▶ [Task details] Copy all the material below, exactly as it stands.

Material provided start

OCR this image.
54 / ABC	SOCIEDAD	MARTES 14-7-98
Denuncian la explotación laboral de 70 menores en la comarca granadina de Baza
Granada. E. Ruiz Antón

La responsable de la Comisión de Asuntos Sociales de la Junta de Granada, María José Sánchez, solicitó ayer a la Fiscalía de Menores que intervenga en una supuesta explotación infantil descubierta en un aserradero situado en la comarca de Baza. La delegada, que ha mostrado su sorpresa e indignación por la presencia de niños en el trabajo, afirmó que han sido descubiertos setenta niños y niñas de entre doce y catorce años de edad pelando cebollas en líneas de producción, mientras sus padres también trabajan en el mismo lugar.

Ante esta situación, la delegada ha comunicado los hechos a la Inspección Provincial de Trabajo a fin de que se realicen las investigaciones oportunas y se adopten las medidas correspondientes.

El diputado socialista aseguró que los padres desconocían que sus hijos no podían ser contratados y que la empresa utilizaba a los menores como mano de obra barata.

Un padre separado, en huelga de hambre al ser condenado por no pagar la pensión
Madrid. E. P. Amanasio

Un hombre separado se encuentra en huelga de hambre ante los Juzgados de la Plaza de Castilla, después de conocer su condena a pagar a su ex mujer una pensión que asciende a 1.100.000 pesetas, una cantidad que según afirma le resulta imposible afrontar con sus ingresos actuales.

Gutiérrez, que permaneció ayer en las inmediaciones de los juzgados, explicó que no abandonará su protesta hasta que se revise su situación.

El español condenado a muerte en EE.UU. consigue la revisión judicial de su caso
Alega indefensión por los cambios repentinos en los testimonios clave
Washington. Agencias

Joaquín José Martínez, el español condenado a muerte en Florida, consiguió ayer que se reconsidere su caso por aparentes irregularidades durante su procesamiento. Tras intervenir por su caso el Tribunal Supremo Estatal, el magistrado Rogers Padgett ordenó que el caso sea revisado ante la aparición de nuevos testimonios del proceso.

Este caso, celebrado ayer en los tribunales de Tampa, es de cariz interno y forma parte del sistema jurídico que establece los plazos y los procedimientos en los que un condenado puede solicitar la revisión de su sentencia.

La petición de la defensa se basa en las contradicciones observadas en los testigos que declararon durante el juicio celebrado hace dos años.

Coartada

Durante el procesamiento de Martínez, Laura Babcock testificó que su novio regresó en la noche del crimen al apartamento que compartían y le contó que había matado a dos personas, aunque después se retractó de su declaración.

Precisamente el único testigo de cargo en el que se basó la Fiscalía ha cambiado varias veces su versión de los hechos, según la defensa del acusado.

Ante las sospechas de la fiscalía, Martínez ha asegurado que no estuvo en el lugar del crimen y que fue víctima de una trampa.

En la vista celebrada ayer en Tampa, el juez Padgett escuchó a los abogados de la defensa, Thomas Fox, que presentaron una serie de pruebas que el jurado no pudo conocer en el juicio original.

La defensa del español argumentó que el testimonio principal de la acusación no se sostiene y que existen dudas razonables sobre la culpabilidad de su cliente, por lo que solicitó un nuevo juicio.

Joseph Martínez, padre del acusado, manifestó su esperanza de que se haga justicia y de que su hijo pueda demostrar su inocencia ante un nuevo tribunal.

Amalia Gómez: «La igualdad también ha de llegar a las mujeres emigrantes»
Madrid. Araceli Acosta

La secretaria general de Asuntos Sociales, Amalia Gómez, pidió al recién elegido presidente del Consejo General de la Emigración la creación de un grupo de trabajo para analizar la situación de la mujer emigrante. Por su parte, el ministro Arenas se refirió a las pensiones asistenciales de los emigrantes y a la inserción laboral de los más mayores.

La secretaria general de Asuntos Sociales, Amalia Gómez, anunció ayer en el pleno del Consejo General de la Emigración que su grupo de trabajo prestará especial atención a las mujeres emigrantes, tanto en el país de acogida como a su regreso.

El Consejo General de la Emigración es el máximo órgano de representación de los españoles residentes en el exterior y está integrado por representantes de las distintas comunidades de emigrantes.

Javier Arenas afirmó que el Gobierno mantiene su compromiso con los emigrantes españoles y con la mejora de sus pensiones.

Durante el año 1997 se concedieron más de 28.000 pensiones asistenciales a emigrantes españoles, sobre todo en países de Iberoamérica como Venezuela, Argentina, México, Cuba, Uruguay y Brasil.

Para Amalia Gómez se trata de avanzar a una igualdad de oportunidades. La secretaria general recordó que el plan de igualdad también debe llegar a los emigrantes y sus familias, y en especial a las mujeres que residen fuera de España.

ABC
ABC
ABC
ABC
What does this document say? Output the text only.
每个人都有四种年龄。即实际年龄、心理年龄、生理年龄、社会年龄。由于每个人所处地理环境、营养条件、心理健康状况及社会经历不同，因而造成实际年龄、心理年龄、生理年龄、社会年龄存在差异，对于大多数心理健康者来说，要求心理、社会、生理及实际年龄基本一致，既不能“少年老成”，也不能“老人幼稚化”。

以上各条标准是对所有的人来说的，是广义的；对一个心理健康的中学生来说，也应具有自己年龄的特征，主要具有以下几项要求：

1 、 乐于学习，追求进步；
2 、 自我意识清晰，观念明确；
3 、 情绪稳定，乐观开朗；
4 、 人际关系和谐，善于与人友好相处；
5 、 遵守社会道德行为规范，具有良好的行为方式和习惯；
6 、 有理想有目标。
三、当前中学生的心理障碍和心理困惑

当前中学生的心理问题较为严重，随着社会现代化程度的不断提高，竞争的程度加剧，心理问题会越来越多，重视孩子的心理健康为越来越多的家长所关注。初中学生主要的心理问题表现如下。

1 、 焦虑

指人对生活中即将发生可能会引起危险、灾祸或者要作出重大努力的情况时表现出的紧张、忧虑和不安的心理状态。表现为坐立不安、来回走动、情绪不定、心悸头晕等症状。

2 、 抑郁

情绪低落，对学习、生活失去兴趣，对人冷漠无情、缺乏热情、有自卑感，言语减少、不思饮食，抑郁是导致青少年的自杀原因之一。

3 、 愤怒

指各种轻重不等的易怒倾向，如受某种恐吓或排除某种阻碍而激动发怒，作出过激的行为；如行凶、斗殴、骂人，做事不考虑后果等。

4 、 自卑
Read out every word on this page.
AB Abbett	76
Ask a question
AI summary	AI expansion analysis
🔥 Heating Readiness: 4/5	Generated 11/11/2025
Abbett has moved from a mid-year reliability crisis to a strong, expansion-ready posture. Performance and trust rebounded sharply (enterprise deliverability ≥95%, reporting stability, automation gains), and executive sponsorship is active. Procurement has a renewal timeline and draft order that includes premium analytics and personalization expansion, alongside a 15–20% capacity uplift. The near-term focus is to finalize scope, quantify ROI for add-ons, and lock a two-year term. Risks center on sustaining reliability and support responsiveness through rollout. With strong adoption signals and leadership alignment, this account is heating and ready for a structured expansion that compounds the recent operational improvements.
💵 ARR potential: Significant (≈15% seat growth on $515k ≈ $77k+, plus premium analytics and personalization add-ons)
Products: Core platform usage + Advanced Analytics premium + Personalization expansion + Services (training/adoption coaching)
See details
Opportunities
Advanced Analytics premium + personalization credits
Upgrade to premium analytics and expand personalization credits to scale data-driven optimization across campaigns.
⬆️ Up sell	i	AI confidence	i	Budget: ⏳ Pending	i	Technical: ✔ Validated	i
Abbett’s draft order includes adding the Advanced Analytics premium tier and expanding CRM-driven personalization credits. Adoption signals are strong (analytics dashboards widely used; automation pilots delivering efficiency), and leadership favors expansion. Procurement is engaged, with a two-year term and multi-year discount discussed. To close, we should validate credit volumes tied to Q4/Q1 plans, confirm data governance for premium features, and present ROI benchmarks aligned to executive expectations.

Material provided end

▶ [Answer to this task]
OCR this image.
54 / ABC	SOCIEDAD	MARTES 14-7-98
Denuncian la explotación laboral de 70 menores en la comarca granadina de Baza
Granada. E. Ruiz Antón

La responsable de la Comisión de Asuntos Sociales de la Junta de Granada, María José Sánchez, solicitó ayer a la Fiscalía de Menores que intervenga en una supuesta explotación infantil descubierta en un aserradero situado en la comarca de Baza. La delegada, que ha mostrado su sorpresa e indignación por la presencia de niños en el trabajo, afirmó que han sido descubiertos setenta niños y niñas de entre doce y catorce años de edad pelando cebollas en líneas de producción, mientras sus padres también trabajan en el mismo lugar.

Ante esta situación, la delegada ha comunicado los hechos a la Inspección Provincial de Trabajo a fin de que se realicen las investigaciones oportunas y se adopten las medidas correspondientes.

El diputado socialista aseguró que los padres desconocían que sus hijos no podían ser contratados y que la empresa utilizaba a los menores como mano de obra barata.

Un padre separado, en huelga de hambre al ser condenado por no pagar la pensión
Madrid. E. P. Amanasio

Un hombre separado se encuentra en huelga de hambre ante los Juzgados de la Plaza de Castilla, después de conocer su condena a pagar a su ex mujer una pensión que asciende a 1.100.000 pesetas, una cantidad que según afirma le resulta imposible afrontar con sus ingresos actuales.

Gutiérrez, que permaneció ayer en las inmediaciones de los juzgados, explicó que no abandonará su protesta hasta que se revise su situación.

El español condenado a muerte en EE.UU. consigue la revisión judicial de su caso
Alega indefensión por los cambios repentinos en los testimonios clave
Washington. Agencias

Joaquín José Martínez, el español condenado a muerte en Florida, consiguió ayer que se reconsidere su caso por aparentes irregularidades durante su procesamiento. Tras intervenir por su caso el Tribunal Supremo Estatal, el magistrado Rogers Padgett ordenó que el caso sea revisado ante la aparición de nuevos testimonios del proceso.

Este caso, celebrado ayer en los tribunales de Tampa, es de cariz interno y forma parte del sistema jurídico que establece los plazos y los procedimientos en los que un condenado puede solicitar la revisión de su sentencia.

La petición de la defensa se basa en las contradicciones observadas en los testigos que declararon durante el juicio celebrado hace dos años.

Coartada

Durante el procesamiento de Martínez, Laura Babcock testificó que su novio regresó en la noche del crimen al apartamento que compartían y le contó que había matado a dos personas, aunque después se retractó de su declaración.

Precisamente el único testigo de cargo en el que se basó la Fiscalía ha cambiado varias veces su versión de los hechos, según la defensa del acusado.

Ante las sospechas de la fiscalía, Martínez ha asegurado que no estuvo en el lugar del crimen y que fue víctima de una trampa.

En la vista celebrada ayer en Tampa, el juez Padgett escuchó a los abogados de la defensa, Thomas Fox, que presentaron una serie de pruebas que el jurado no pudo conocer en el juicio original.

La defensa del español argumentó que el testimonio principal de la acusación no se sostiene y que existen dudas razonables sobre la culpabilidad de su cliente, por lo que solicitó un nuevo juicio.

Joseph Martínez, padre del acusado, manifestó su esperanza de que se haga justicia y de que su hijo pueda demostrar su inocencia ante un nuevo tribunal.

Amalia Gómez: «La igualdad también ha de llegar a las mujeres emigrantes»
Madrid. Araceli Acosta

La secretaria general de Asuntos Sociales, Amalia Gómez, pidió al recién elegido presidente del Consejo General de la Emigración la creación de un grupo de trabajo para analizar la situación de la mujer emigrante. Por su parte, el ministro Arenas se refirió a las pensiones asistenciales de los emigrantes y a la inserción laboral de los más mayores.

La secretaria general de Asuntos Sociales, Amalia Gómez, anunció ayer en el pleno del Consejo General de la Emigración que su grupo de trabajo prestará especial atención a las mujeres emigrantes, tanto en el país de acogida como a su regreso.

El Consejo General de la Emigración es el máximo órgano de representación de los españoles residentes en el exterior y está integrado por representantes de las distintas comunidades de emigrantes.

Javier Arenas afirmó que el Gobierno mantiene su compromiso con los emigrantes españoles y con la mejora de sus pensiones.

Durante el año 1997 se concedieron más de 28.000 pensiones asistenciales a emigrantes españoles, sobre todo en países de Iberoamérica como Venezuela, Argentina, México, Cuba, Uruguay y Brasil.

Para Amalia Gómez se trata de avanzar a una igualdad de oportunidades. La secretaria general recordó que el plan de igualdad también debe llegar a los emigrantes y sus familias, y en especial a las mujeres que residen fuera de España.

ABC
ABC
ABC
ABC
What does this document say? Output the text only.
每个人都有四种年龄。即实际年龄、心理年龄、生理年龄、社会年龄。由于每个人所处地理环境、营养条件、心理健康状况及社会经历不同，因而造成实际年龄、心理年龄、生理年龄、社会年龄存在差异，对于大多数心理健康者来说，要求心理、社会、生理及实际年龄基本一致，既不能“少年老成”，也不能“老人幼稚化”。

以上各条标准是对所有的人来说的，是广义的；对一个心理健康的中学生来说，也应具有自己年龄的特征，主要具有以下几项要求：

1 、 乐于学习，追求进步；
2 、 自我意识清晰，观念明确；
3 、 情绪稳定，乐观开朗；
4 、 人际关系和谐，善于与人友好相处；
5 、 遵守社会道德行为规范，具有良好的行为方式和习惯；
6 、 有理想有目标。
三、当前中学生的心理障碍和心理困惑

当前中学生的心理问题较为严重，随着社会现代化程度的不断提高，竞争的程度加剧，心理问题会越来越多，重视孩子的心理健康为越来越多的家长所关注。初中学生主要的心理问题表现如下。

1 、 焦虑

指人对生活中即将发生可能会引起危险、灾祸或者要作出重大努力的情况时表现出的紧张、忧虑和不安的心理状态。表现为坐立不安、来回走动、情绪不定、心悸头晕等症状。

2 、 抑郁

情绪低落，对学习、生活失去兴趣，对人冷漠无情、缺乏热情、有自卑感，言语减少、不思饮食，抑郁是导致青少年的自杀原因之一。

3 、 愤怒

指各种轻重不等的易怒倾向，如受某种恐吓或排除某种阻碍而激动发怒，作出过激的行为；如行凶、斗殴、骂人，做事不考虑后果等。

4 、 自卑
Read out every word on this page.
AB Abbett	76
Ask a question
AI summary	AI expansion analysis
🔥 Heating Readiness: 4/5	Generated 11/11/2025
Abbett has moved from a mid-year reliability crisis to a strong, expansion-ready posture. Performance and trust rebounded sharply (enterprise deliverability ≥95%, reporting stability, automation gains), and executive sponsorship is active. Procurement has a renewal timeline and draft order that includes premium analytics and personalization expansion, alongside a 15–20% capacity uplift. The near-term focus is to finalize scope, quantify ROI for add-ons, and lock a two-year term. Risks center on sustaining reliability and support responsiveness through rollout. With strong adoption signals and leadership alignment, this account is heating and ready for a structured expansion that compounds the recent operational improvements.
💵 ARR potential: Significant (≈15% seat growth on $515k ≈ $77k+, plus premium analytics and personalization add-ons)
Products: Core platform usage + Advanced Analytics premium + Personalization expansion + Services (training/adoption coaching)
See details
Opportunities
Advanced Analytics premium + personalization credits
Upgrade to premium analytics and expand personalization credits to scale data-driven optimization across campaigns.
⬆️ Up sell	i	AI confidence	i	Budget: ⏳ Pending	i	Technical: ✔ Validated	i
Abbett’s draft order includes adding the Advanced Analytics premium tier and expanding CRM-driven personalization credits. Adoption signals are strong (analytics dashboards widely used; automation pilots delivering efficiency), and leadership favors expansion. Procurement is engaged, with a two-year term and multi-year discount discussed. To close, we should validate credit volumes tied to Q4/Q1 plans, confirm data governance for premium features, and present ROI benchmarks aligned to executive expectations.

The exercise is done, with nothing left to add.